◆ PROBLEM TO SOLVE ◆
Images are not part of the copy; write out the rest of the data exactly as given.

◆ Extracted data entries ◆
-------

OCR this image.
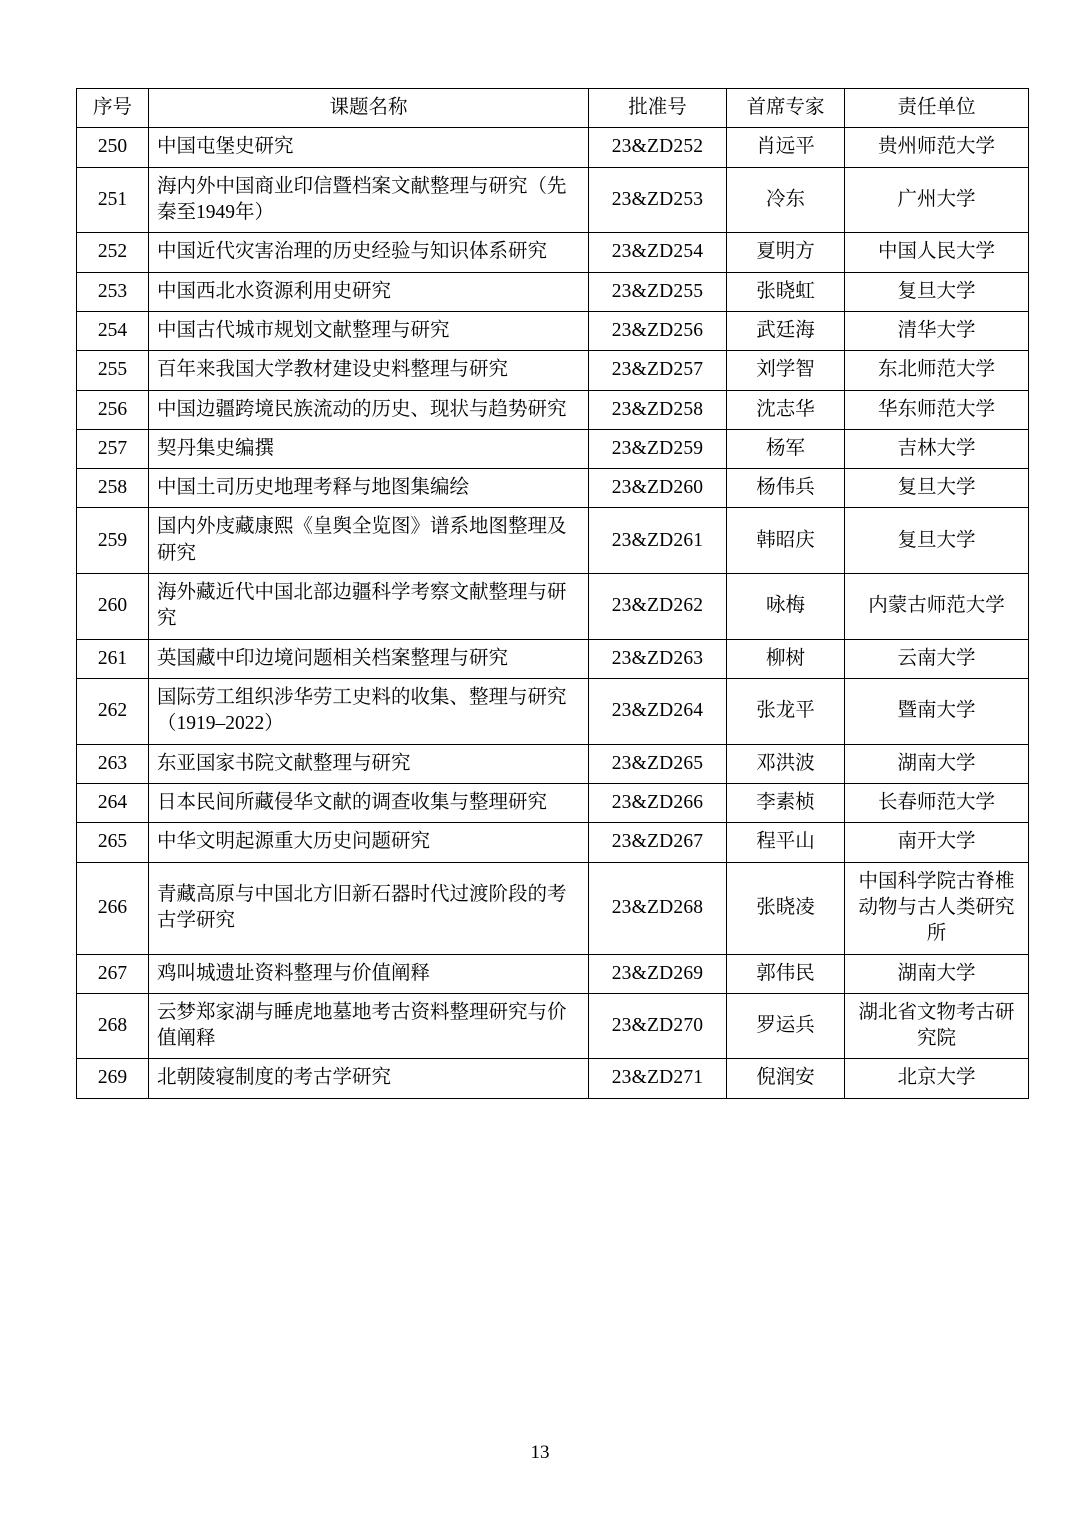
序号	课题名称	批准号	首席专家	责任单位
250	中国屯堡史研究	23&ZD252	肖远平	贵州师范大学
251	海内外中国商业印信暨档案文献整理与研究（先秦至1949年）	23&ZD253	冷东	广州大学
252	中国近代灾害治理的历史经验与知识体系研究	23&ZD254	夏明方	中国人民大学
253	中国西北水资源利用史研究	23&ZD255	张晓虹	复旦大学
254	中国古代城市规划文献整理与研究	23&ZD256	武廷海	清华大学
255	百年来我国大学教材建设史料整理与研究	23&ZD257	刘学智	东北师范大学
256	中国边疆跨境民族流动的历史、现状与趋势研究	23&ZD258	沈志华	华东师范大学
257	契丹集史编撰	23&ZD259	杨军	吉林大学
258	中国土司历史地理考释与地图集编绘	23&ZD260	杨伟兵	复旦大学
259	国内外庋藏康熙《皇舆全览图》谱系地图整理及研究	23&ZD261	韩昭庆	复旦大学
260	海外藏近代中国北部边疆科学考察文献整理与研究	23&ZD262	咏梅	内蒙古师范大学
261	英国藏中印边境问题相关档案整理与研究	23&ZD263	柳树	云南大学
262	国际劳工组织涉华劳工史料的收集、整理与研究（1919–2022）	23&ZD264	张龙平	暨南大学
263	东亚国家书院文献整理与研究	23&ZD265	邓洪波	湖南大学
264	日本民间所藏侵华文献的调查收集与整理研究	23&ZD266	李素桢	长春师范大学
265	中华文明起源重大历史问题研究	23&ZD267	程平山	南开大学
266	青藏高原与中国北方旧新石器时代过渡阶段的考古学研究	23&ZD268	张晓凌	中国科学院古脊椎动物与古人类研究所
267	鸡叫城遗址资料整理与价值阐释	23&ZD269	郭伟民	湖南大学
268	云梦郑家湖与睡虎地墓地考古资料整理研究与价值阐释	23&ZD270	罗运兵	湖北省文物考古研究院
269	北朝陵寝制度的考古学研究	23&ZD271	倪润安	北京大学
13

-------

◆ COMPLETE OUTPUT ◆
OCR this image.
序号	课题名称	批准号	首席专家	责任单位
250	中国屯堡史研究	23&ZD252	肖远平	贵州师范大学
251	海内外中国商业印信暨档案文献整理与研究（先秦至1949年）	23&ZD253	冷东	广州大学
252	中国近代灾害治理的历史经验与知识体系研究	23&ZD254	夏明方	中国人民大学
253	中国西北水资源利用史研究	23&ZD255	张晓虹	复旦大学
254	中国古代城市规划文献整理与研究	23&ZD256	武廷海	清华大学
255	百年来我国大学教材建设史料整理与研究	23&ZD257	刘学智	东北师范大学
256	中国边疆跨境民族流动的历史、现状与趋势研究	23&ZD258	沈志华	华东师范大学
257	契丹集史编撰	23&ZD259	杨军	吉林大学
258	中国土司历史地理考释与地图集编绘	23&ZD260	杨伟兵	复旦大学
259	国内外庋藏康熙《皇舆全览图》谱系地图整理及研究	23&ZD261	韩昭庆	复旦大学
260	海外藏近代中国北部边疆科学考察文献整理与研究	23&ZD262	咏梅	内蒙古师范大学
261	英国藏中印边境问题相关档案整理与研究	23&ZD263	柳树	云南大学
262	国际劳工组织涉华劳工史料的收集、整理与研究（1919–2022）	23&ZD264	张龙平	暨南大学
263	东亚国家书院文献整理与研究	23&ZD265	邓洪波	湖南大学
264	日本民间所藏侵华文献的调查收集与整理研究	23&ZD266	李素桢	长春师范大学
265	中华文明起源重大历史问题研究	23&ZD267	程平山	南开大学
266	青藏高原与中国北方旧新石器时代过渡阶段的考古学研究	23&ZD268	张晓凌	中国科学院古脊椎动物与古人类研究所
267	鸡叫城遗址资料整理与价值阐释	23&ZD269	郭伟民	湖南大学
268	云梦郑家湖与睡虎地墓地考古资料整理研究与价值阐释	23&ZD270	罗运兵	湖北省文物考古研究院
269	北朝陵寝制度的考古学研究	23&ZD271	倪润安	北京大学
13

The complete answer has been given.